PROBLEM TO WORK ON → Give the number of lines below that contain the word "dash", and nothing else.

DATA EXTRACT →
----

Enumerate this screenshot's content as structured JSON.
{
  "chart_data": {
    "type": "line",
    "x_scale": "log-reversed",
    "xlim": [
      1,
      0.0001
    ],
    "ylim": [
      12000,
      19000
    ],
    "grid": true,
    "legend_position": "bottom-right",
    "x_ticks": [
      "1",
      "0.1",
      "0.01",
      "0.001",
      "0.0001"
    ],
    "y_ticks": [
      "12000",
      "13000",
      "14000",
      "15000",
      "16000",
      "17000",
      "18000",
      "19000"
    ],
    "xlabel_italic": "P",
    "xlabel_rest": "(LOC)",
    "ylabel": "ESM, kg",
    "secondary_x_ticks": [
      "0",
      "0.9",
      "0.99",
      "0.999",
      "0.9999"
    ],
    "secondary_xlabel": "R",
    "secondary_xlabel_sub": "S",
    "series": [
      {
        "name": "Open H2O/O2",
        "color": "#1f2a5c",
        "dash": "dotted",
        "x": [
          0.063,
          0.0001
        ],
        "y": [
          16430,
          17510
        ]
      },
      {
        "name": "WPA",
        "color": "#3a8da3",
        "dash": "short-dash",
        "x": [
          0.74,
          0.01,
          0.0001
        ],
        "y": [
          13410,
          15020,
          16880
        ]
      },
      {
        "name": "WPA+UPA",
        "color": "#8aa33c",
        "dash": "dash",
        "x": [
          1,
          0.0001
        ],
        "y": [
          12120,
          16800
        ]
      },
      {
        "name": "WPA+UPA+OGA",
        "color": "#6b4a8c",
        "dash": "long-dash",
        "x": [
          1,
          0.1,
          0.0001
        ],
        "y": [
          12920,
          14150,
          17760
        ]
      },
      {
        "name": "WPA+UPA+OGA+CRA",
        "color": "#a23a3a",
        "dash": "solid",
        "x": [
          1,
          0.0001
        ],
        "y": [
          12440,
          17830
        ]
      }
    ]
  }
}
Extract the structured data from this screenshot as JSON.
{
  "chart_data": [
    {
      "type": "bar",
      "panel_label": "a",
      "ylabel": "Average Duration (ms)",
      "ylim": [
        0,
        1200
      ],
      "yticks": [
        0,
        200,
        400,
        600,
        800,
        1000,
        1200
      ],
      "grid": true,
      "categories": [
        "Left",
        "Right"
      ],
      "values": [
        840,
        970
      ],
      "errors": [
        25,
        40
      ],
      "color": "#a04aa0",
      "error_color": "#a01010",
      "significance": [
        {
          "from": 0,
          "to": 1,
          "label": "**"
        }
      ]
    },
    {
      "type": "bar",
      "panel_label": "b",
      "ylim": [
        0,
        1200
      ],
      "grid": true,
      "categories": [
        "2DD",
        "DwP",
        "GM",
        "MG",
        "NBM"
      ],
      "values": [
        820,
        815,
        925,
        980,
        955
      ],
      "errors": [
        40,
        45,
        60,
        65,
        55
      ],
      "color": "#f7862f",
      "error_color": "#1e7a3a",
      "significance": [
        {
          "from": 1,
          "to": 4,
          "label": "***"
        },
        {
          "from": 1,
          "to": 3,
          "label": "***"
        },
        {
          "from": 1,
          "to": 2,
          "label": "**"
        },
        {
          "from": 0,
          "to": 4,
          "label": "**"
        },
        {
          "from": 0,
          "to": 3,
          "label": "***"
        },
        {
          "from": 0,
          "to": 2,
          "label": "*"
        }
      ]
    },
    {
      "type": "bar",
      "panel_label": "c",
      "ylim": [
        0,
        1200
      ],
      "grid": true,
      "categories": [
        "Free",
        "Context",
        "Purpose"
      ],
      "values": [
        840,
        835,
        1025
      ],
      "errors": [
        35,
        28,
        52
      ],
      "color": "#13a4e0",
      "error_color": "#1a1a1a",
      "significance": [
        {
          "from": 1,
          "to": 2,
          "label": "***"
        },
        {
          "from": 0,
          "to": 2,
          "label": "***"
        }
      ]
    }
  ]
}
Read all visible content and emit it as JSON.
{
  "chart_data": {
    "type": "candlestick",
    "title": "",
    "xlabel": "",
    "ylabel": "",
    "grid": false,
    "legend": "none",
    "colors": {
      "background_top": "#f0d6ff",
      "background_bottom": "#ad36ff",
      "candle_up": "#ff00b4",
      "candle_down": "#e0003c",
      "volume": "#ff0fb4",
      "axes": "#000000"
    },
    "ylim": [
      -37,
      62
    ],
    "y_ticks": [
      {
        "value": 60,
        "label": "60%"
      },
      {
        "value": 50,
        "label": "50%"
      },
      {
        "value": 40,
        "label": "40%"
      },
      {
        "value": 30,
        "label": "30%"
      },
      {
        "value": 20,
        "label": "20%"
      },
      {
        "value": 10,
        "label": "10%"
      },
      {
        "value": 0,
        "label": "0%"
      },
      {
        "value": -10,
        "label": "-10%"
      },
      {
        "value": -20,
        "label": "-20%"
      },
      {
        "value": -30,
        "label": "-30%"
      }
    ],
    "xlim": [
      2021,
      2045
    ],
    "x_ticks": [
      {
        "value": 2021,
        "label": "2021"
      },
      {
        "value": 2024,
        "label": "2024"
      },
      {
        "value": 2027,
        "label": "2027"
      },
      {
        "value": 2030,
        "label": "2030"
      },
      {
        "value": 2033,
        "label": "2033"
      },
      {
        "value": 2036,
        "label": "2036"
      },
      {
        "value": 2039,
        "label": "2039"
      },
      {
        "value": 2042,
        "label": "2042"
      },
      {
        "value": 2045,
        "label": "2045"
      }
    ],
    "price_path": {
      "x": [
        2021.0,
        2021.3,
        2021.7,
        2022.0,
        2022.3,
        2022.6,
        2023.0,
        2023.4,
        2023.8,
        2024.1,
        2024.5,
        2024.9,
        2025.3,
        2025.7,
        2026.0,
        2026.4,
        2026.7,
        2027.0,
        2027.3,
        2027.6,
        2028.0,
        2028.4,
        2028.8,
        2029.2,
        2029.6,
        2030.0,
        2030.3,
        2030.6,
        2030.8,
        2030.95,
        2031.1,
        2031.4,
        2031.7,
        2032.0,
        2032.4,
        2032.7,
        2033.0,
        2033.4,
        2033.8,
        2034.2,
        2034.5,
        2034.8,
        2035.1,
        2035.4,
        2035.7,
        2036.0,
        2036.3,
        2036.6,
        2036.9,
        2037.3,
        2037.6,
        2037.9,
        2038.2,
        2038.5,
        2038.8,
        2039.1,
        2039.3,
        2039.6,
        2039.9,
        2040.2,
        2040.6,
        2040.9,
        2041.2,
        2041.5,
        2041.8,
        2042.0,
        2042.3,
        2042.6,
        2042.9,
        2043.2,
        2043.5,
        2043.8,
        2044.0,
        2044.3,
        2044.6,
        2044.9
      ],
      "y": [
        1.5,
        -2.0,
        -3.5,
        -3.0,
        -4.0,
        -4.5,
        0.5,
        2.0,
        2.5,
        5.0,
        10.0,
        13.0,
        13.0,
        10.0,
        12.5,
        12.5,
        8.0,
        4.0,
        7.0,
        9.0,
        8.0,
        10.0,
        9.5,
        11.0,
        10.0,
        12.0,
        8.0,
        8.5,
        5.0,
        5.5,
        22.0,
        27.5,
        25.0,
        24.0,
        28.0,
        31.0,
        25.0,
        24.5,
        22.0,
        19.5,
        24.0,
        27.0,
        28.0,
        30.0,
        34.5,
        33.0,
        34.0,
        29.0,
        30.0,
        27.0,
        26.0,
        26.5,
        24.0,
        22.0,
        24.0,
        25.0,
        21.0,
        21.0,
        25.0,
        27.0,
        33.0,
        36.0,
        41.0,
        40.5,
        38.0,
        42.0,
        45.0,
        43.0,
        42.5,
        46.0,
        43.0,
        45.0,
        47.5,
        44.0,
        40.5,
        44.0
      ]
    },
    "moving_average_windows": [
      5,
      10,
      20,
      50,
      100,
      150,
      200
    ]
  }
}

----

WRITTEN ANSWER → 5